**Dataset rows**
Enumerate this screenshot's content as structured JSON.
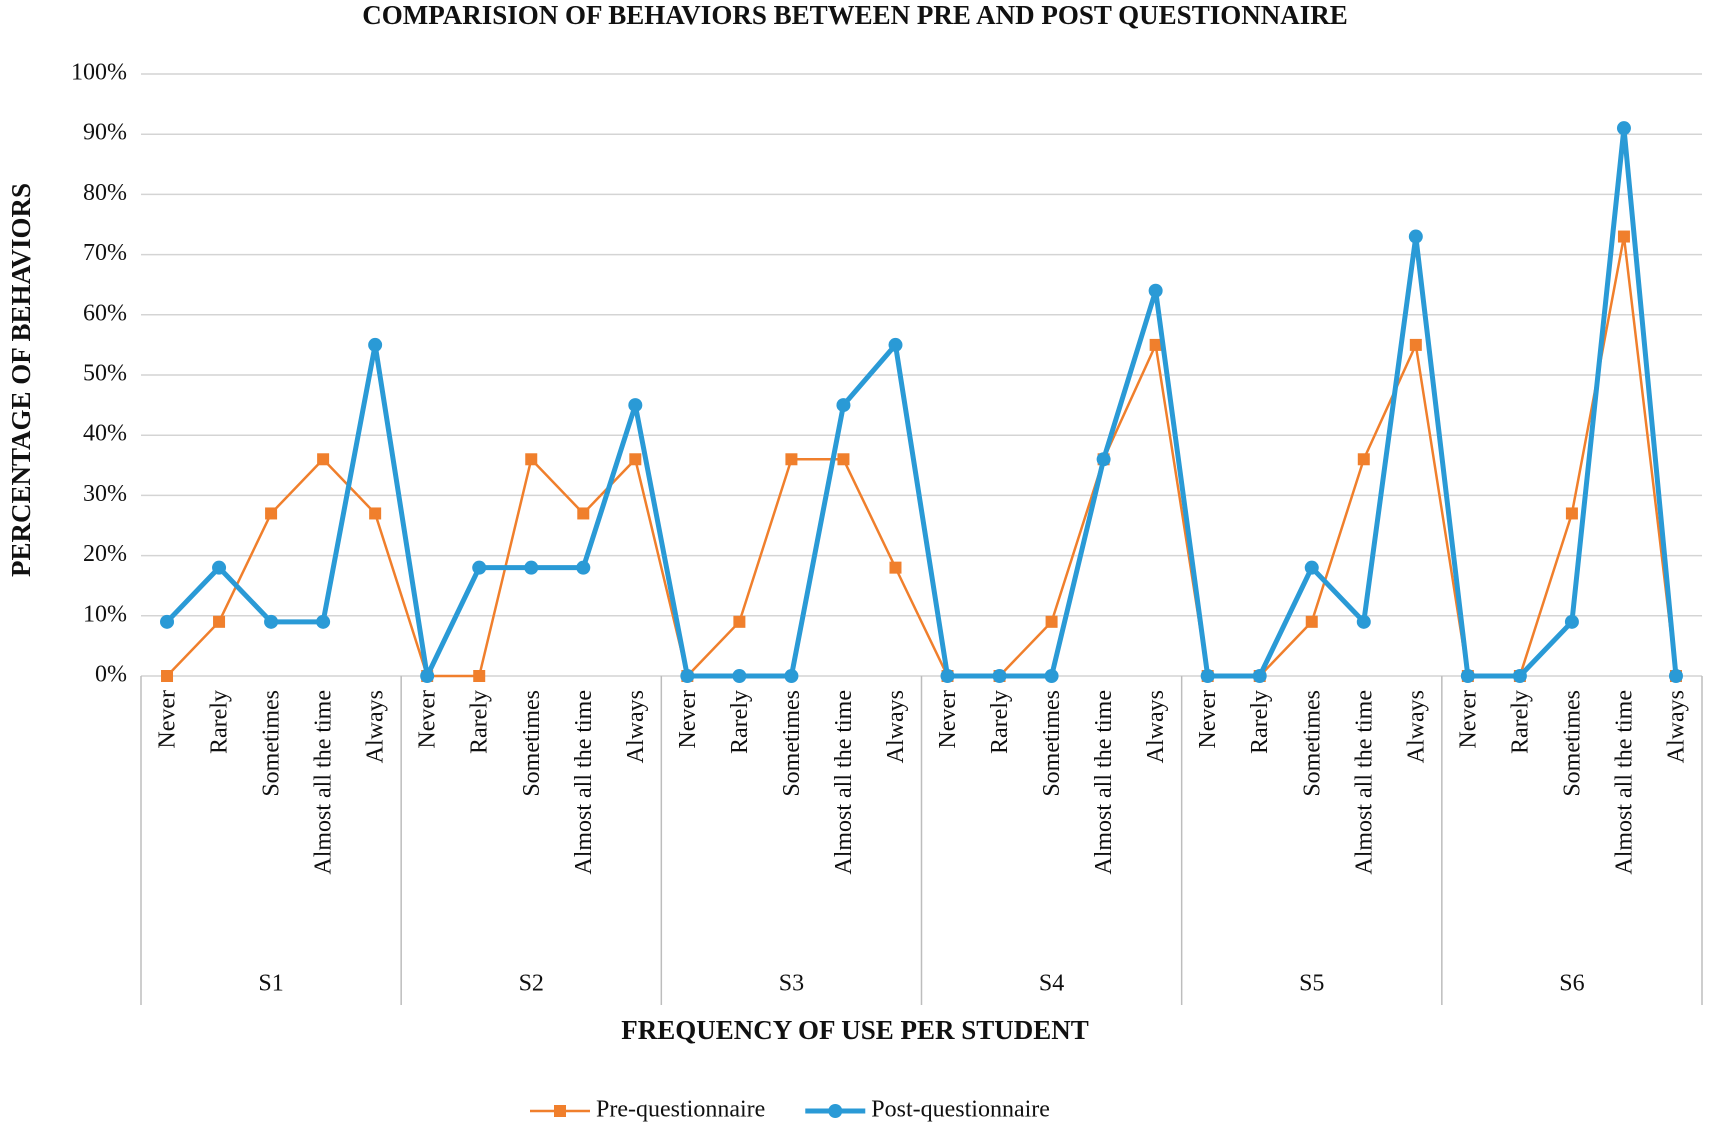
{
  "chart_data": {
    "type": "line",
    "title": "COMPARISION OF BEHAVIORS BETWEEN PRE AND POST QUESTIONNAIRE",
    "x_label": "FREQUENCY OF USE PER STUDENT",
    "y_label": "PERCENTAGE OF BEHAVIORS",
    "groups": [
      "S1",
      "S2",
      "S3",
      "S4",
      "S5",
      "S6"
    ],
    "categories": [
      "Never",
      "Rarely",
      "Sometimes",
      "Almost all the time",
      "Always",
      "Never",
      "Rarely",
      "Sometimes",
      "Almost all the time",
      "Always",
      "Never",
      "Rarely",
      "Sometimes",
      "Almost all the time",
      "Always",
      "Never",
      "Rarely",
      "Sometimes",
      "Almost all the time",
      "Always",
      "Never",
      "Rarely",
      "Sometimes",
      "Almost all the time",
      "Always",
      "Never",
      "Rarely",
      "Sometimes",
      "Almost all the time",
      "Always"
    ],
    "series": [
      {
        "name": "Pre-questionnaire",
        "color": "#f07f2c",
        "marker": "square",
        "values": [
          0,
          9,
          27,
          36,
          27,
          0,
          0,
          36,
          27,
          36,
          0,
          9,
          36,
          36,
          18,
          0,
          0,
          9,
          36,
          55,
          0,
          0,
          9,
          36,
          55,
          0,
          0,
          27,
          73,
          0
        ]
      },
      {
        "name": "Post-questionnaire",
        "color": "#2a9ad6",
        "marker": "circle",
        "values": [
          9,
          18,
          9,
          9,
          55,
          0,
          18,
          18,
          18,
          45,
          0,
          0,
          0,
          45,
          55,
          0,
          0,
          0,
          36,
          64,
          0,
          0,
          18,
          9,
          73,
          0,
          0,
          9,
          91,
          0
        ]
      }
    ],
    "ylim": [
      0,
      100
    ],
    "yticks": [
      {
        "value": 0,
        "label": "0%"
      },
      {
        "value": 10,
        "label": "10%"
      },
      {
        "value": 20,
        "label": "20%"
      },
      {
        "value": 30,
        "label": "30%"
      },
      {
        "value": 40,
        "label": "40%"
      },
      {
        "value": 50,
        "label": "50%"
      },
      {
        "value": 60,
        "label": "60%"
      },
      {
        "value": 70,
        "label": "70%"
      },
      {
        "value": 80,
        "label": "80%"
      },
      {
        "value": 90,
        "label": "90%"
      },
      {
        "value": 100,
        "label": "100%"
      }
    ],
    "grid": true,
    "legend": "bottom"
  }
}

**WHAT NEEDS TO BE DONE**
Print each line of the material above exactly, with the pictures removed from your copy.

**ANSWER BELOW**
Enumerate this screenshot's content as structured JSON.
{
  "chart_data": {
    "type": "line",
    "title": "COMPARISION OF BEHAVIORS BETWEEN PRE AND POST QUESTIONNAIRE",
    "x_label": "FREQUENCY OF USE PER STUDENT",
    "y_label": "PERCENTAGE OF BEHAVIORS",
    "groups": [
      "S1",
      "S2",
      "S3",
      "S4",
      "S5",
      "S6"
    ],
    "categories": [
      "Never",
      "Rarely",
      "Sometimes",
      "Almost all the time",
      "Always",
      "Never",
      "Rarely",
      "Sometimes",
      "Almost all the time",
      "Always",
      "Never",
      "Rarely",
      "Sometimes",
      "Almost all the time",
      "Always",
      "Never",
      "Rarely",
      "Sometimes",
      "Almost all the time",
      "Always",
      "Never",
      "Rarely",
      "Sometimes",
      "Almost all the time",
      "Always",
      "Never",
      "Rarely",
      "Sometimes",
      "Almost all the time",
      "Always"
    ],
    "series": [
      {
        "name": "Pre-questionnaire",
        "color": "#f07f2c",
        "marker": "square",
        "values": [
          0,
          9,
          27,
          36,
          27,
          0,
          0,
          36,
          27,
          36,
          0,
          9,
          36,
          36,
          18,
          0,
          0,
          9,
          36,
          55,
          0,
          0,
          9,
          36,
          55,
          0,
          0,
          27,
          73,
          0
        ]
      },
      {
        "name": "Post-questionnaire",
        "color": "#2a9ad6",
        "marker": "circle",
        "values": [
          9,
          18,
          9,
          9,
          55,
          0,
          18,
          18,
          18,
          45,
          0,
          0,
          0,
          45,
          55,
          0,
          0,
          0,
          36,
          64,
          0,
          0,
          18,
          9,
          73,
          0,
          0,
          9,
          91,
          0
        ]
      }
    ],
    "ylim": [
      0,
      100
    ],
    "yticks": [
      {
        "value": 0,
        "label": "0%"
      },
      {
        "value": 10,
        "label": "10%"
      },
      {
        "value": 20,
        "label": "20%"
      },
      {
        "value": 30,
        "label": "30%"
      },
      {
        "value": 40,
        "label": "40%"
      },
      {
        "value": 50,
        "label": "50%"
      },
      {
        "value": 60,
        "label": "60%"
      },
      {
        "value": 70,
        "label": "70%"
      },
      {
        "value": 80,
        "label": "80%"
      },
      {
        "value": 90,
        "label": "90%"
      },
      {
        "value": 100,
        "label": "100%"
      }
    ],
    "grid": true,
    "legend": "bottom"
  }
}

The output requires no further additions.